The listing beneath should be written out in full, exactly as shown.
++++ Records to process
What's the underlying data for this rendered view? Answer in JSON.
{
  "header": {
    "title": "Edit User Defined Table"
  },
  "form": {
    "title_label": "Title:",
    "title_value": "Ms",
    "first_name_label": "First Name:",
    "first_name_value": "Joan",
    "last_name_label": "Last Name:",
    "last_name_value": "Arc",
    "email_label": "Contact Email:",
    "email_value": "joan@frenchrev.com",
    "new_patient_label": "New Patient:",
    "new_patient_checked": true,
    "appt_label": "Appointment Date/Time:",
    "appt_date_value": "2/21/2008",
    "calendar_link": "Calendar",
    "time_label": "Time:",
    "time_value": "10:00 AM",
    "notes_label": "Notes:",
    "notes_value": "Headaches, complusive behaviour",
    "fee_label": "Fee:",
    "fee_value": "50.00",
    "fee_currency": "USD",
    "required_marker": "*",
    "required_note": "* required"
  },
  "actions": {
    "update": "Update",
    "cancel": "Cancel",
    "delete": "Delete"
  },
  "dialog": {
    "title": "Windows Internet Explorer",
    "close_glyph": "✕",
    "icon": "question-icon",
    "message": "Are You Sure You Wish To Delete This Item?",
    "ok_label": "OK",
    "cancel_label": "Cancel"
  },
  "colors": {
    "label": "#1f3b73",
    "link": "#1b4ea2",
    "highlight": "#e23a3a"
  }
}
++++++++
Written response:
What's the underlying data for this rendered view? Answer in JSON.
{
  "header": {
    "title": "Edit User Defined Table"
  },
  "form": {
    "title_label": "Title:",
    "title_value": "Ms",
    "first_name_label": "First Name:",
    "first_name_value": "Joan",
    "last_name_label": "Last Name:",
    "last_name_value": "Arc",
    "email_label": "Contact Email:",
    "email_value": "joan@frenchrev.com",
    "new_patient_label": "New Patient:",
    "new_patient_checked": true,
    "appt_label": "Appointment Date/Time:",
    "appt_date_value": "2/21/2008",
    "calendar_link": "Calendar",
    "time_label": "Time:",
    "time_value": "10:00 AM",
    "notes_label": "Notes:",
    "notes_value": "Headaches, complusive behaviour",
    "fee_label": "Fee:",
    "fee_value": "50.00",
    "fee_currency": "USD",
    "required_marker": "*",
    "required_note": "* required"
  },
  "actions": {
    "update": "Update",
    "cancel": "Cancel",
    "delete": "Delete"
  },
  "dialog": {
    "title": "Windows Internet Explorer",
    "close_glyph": "✕",
    "icon": "question-icon",
    "message": "Are You Sure You Wish To Delete This Item?",
    "ok_label": "OK",
    "cancel_label": "Cancel"
  },
  "colors": {
    "label": "#1f3b73",
    "link": "#1b4ea2",
    "highlight": "#e23a3a"
  }
}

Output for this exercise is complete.